[Stored entries]
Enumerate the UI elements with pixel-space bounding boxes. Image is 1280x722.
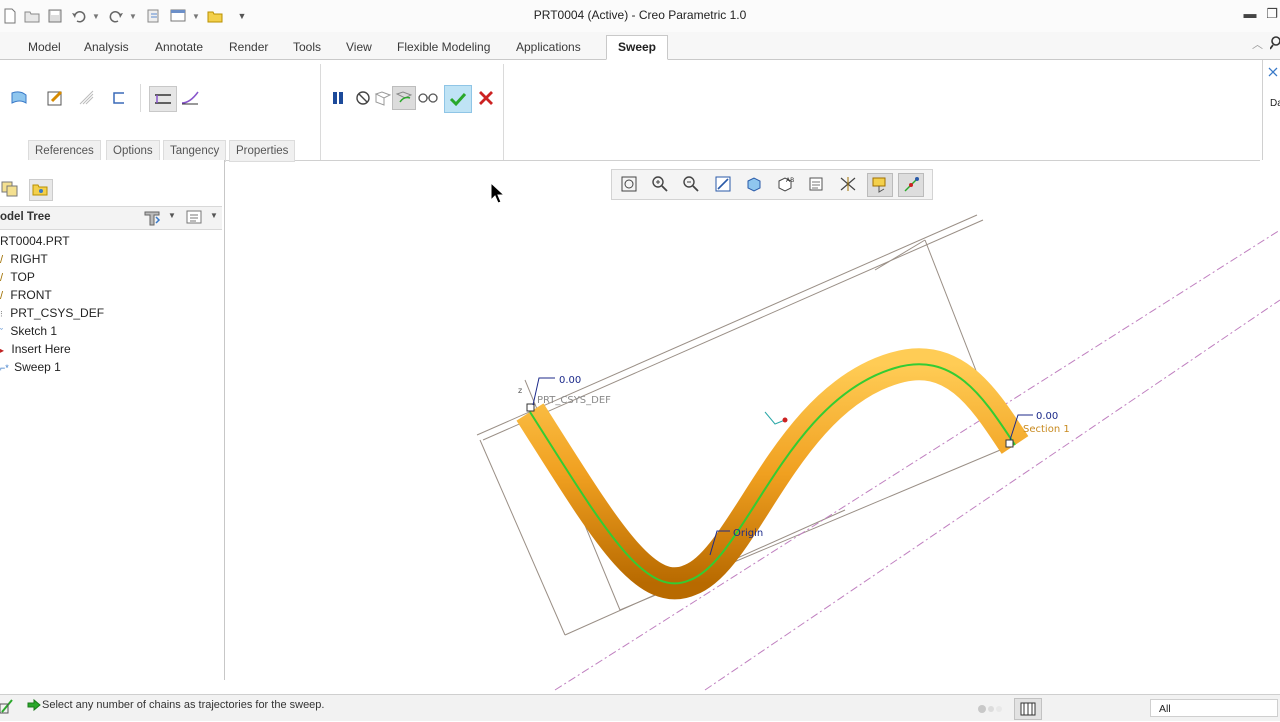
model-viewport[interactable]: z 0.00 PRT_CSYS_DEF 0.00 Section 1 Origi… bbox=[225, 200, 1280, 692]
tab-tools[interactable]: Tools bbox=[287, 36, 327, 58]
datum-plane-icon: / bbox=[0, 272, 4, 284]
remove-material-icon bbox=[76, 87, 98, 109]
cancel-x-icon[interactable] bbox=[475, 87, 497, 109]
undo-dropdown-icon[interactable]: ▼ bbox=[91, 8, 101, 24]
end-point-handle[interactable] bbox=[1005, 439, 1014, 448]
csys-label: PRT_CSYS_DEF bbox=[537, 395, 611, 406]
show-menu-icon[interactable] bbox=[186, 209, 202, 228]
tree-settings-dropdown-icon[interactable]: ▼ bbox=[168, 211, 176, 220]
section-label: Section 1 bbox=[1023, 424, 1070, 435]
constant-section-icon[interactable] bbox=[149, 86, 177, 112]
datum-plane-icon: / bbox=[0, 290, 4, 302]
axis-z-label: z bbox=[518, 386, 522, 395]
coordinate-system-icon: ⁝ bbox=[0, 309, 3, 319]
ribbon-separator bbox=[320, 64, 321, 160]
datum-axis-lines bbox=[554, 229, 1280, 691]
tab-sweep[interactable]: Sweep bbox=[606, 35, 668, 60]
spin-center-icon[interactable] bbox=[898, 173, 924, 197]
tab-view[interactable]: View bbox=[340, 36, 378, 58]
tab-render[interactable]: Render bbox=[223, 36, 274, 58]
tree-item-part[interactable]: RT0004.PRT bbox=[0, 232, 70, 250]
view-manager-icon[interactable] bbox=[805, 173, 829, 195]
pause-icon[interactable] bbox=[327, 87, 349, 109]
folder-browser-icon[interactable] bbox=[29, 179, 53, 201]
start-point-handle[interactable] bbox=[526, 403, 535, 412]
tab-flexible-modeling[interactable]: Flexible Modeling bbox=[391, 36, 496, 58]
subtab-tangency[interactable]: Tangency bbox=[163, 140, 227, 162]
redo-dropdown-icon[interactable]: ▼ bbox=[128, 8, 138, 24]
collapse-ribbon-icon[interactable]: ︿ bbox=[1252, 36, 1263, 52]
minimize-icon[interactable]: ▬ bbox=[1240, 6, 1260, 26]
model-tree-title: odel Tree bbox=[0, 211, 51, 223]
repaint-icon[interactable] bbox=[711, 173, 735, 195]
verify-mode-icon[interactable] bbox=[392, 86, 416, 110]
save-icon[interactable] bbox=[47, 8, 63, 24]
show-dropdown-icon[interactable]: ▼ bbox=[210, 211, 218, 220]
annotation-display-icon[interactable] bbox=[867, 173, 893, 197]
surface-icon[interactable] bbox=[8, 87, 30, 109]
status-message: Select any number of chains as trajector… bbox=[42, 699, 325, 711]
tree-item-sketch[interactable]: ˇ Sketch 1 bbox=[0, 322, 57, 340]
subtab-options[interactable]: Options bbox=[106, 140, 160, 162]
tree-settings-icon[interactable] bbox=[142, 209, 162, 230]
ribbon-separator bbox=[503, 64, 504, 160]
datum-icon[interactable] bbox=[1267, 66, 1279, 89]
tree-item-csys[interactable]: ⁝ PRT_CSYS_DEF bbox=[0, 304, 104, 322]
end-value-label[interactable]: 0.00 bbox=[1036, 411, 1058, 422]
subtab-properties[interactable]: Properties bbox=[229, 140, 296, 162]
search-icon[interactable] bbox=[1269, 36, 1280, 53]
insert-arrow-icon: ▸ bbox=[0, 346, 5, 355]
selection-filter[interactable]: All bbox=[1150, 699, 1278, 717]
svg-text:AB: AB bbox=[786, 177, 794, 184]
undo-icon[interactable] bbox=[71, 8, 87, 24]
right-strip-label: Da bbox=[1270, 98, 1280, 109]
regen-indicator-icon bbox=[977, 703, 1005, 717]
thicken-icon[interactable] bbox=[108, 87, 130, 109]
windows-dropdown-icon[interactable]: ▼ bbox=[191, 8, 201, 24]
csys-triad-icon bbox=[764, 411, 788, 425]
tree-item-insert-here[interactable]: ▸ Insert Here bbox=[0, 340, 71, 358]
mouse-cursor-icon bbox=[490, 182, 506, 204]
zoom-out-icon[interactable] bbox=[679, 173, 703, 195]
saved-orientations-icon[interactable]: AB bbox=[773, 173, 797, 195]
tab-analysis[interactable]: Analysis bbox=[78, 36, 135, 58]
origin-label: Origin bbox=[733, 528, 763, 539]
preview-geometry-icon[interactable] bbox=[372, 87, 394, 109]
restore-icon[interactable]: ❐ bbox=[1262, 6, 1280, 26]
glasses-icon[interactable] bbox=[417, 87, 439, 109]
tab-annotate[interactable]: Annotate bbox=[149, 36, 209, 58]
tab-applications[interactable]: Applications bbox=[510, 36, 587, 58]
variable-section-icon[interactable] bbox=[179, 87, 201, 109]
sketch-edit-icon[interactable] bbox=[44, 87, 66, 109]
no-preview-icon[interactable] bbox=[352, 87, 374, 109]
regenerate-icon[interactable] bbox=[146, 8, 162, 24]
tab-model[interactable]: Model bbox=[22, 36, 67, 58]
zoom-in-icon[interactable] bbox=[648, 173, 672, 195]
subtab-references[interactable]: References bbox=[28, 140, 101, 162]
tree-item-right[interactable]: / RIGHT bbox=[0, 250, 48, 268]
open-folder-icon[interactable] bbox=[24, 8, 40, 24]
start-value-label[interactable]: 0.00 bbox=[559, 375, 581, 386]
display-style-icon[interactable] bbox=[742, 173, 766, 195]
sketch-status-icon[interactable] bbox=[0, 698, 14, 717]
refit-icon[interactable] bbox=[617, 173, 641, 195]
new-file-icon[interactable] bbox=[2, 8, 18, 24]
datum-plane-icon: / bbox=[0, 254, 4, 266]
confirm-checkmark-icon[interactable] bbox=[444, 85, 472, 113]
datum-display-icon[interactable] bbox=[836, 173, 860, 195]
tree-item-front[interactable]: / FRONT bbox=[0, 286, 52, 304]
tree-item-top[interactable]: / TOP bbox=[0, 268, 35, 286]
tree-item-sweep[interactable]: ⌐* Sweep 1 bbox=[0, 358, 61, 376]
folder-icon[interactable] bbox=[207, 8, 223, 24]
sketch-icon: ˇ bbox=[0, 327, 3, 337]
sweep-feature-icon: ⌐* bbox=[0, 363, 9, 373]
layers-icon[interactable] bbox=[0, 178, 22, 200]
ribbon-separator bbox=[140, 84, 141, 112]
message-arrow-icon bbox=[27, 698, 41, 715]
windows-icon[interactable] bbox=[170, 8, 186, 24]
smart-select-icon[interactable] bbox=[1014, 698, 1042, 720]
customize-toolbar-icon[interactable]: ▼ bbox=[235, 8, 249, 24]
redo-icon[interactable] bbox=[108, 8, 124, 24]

...

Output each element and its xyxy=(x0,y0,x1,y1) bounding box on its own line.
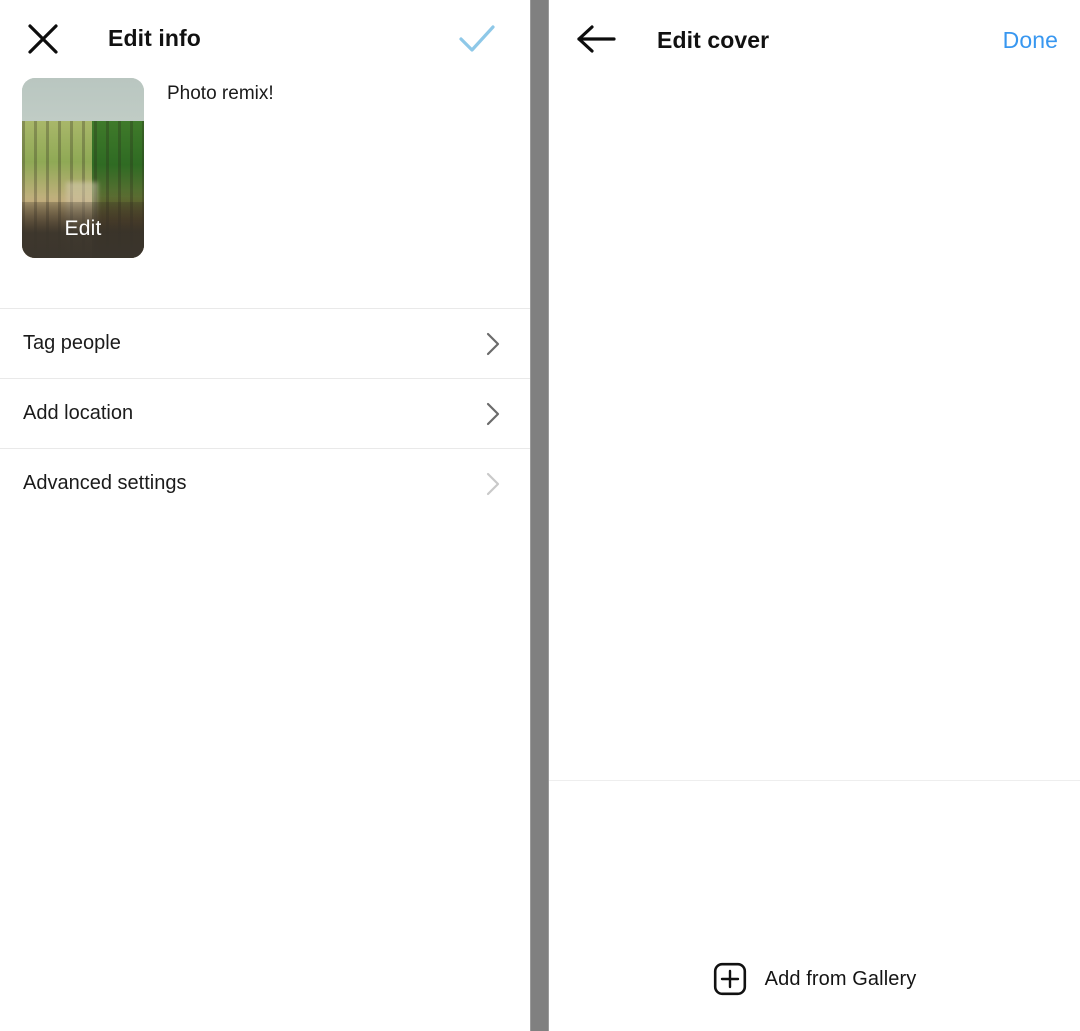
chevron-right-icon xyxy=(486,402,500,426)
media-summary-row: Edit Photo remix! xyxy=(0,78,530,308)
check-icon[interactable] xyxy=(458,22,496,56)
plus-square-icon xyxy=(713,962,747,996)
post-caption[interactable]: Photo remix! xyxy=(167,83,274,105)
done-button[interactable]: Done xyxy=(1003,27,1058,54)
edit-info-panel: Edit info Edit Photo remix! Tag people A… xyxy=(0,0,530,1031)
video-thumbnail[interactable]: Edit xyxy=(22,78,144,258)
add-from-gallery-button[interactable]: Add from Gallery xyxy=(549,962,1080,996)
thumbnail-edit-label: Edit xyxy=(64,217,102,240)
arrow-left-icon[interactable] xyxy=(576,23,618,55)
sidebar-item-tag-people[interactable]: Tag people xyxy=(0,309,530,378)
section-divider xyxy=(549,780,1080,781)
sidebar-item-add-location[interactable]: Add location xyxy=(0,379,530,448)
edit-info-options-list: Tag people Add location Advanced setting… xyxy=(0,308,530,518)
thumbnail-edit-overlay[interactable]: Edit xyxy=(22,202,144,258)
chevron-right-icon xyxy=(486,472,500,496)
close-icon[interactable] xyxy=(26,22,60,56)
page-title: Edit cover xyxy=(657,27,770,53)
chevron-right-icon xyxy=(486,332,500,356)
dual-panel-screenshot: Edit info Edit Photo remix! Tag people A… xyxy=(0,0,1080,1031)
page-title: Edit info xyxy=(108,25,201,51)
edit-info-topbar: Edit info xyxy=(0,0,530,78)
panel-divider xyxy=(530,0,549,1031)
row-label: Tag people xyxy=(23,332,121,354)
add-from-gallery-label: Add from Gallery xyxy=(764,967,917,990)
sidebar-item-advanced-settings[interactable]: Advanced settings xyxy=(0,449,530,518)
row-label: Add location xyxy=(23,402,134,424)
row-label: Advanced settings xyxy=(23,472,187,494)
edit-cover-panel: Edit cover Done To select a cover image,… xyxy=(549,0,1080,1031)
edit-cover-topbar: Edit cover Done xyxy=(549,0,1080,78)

> YOUR TASK
Reproduce verbatim the data lines starting with the one containing "model-viewport[interactable]: z 0.00" and ending with the one containing "show-menu-icon[interactable] bbox=[186, 209, 202, 228]", both included.

> SOLVED EXERCISE
model-viewport[interactable]: z 0.00 PRT_CSYS_DEF 0.00 Section 1 Origi… bbox=[225, 200, 1280, 692]
tab-tools[interactable]: Tools bbox=[287, 36, 327, 58]
datum-plane-icon: / bbox=[0, 272, 4, 284]
remove-material-icon bbox=[76, 87, 98, 109]
cancel-x-icon[interactable] bbox=[475, 87, 497, 109]
undo-dropdown-icon[interactable]: ▼ bbox=[91, 8, 101, 24]
end-point-handle[interactable] bbox=[1005, 439, 1014, 448]
csys-label: PRT_CSYS_DEF bbox=[537, 395, 611, 406]
show-menu-icon[interactable] bbox=[186, 209, 202, 228]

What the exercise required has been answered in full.